_Requirement_
Could you reproduce all of the records below line for line, with every character unchanged?

═══ Input data

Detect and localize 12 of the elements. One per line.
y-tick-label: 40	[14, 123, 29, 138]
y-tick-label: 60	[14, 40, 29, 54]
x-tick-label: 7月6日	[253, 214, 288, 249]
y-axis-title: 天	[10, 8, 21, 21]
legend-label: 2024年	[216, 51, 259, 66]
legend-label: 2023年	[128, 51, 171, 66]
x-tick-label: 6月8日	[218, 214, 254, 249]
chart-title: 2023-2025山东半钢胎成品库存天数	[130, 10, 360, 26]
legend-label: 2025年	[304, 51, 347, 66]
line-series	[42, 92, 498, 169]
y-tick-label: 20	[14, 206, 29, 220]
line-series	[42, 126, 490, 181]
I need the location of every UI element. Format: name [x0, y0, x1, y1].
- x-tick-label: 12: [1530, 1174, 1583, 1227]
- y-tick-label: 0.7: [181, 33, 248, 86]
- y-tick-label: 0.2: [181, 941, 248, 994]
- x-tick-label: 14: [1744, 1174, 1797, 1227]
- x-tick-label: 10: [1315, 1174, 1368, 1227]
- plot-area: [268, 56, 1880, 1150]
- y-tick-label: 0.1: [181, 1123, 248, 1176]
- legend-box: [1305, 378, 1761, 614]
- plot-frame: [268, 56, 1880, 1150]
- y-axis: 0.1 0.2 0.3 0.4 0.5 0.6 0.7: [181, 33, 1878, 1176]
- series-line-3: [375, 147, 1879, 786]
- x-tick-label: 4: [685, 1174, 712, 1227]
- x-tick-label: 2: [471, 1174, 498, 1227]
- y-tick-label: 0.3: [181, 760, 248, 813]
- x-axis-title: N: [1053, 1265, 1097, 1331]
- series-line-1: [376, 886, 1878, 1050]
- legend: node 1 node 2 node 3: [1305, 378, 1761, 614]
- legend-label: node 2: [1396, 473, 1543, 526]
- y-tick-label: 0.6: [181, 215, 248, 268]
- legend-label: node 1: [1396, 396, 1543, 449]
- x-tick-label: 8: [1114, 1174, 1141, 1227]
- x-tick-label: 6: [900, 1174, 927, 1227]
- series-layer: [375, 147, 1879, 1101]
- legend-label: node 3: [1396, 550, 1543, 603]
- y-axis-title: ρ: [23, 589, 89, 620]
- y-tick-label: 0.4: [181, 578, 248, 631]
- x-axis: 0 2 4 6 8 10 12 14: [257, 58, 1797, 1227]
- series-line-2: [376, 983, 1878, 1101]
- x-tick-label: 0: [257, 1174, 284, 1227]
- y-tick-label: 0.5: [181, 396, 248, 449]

══════

_Reply_
Detect and localize 12 of the elements. One per line.
y-tick-label: 40	[14, 123, 29, 138]
y-tick-label: 60	[14, 40, 29, 54]
x-tick-label: 7月6日	[253, 214, 288, 249]
y-axis-title: 天	[10, 8, 21, 21]
legend-label: 2024年	[216, 51, 259, 66]
legend-label: 2023年	[128, 51, 171, 66]
x-tick-label: 6月8日	[218, 214, 254, 249]
chart-title: 2023-2025山东半钢胎成品库存天数	[130, 10, 360, 26]
legend-label: 2025年	[304, 51, 347, 66]
line-series	[42, 92, 498, 169]
y-tick-label: 20	[14, 206, 29, 220]
line-series	[42, 126, 490, 181]
I need the location of every UI element. Format: name [x0, y0, x1, y1].
- x-tick-label: 12: [1530, 1174, 1583, 1227]
- y-tick-label: 0.7: [181, 33, 248, 86]
- y-tick-label: 0.2: [181, 941, 248, 994]
- x-tick-label: 14: [1744, 1174, 1797, 1227]
- x-tick-label: 10: [1315, 1174, 1368, 1227]
- plot-area: [268, 56, 1880, 1150]
- y-tick-label: 0.1: [181, 1123, 248, 1176]
- legend-box: [1305, 378, 1761, 614]
- plot-frame: [268, 56, 1880, 1150]
- y-axis: 0.1 0.2 0.3 0.4 0.5 0.6 0.7: [181, 33, 1878, 1176]
- series-line-3: [375, 147, 1879, 786]
- x-tick-label: 4: [685, 1174, 712, 1227]
- x-tick-label: 2: [471, 1174, 498, 1227]
- y-tick-label: 0.3: [181, 760, 248, 813]
- x-axis-title: N: [1053, 1265, 1097, 1331]
- series-line-1: [376, 886, 1878, 1050]
- legend: node 1 node 2 node 3: [1305, 378, 1761, 614]
- legend-label: node 2: [1396, 473, 1543, 526]
- y-tick-label: 0.6: [181, 215, 248, 268]
- legend-label: node 1: [1396, 396, 1543, 449]
- x-tick-label: 8: [1114, 1174, 1141, 1227]
- x-tick-label: 6: [900, 1174, 927, 1227]
- series-layer: [375, 147, 1879, 1101]
- legend-label: node 3: [1396, 550, 1543, 603]
- y-axis-title: ρ: [23, 589, 89, 620]
- y-tick-label: 0.4: [181, 578, 248, 631]
- x-axis: 0 2 4 6 8 10 12 14: [257, 58, 1797, 1227]
- series-line-2: [376, 983, 1878, 1101]
- x-tick-label: 0: [257, 1174, 284, 1227]
- y-tick-label: 0.5: [181, 396, 248, 449]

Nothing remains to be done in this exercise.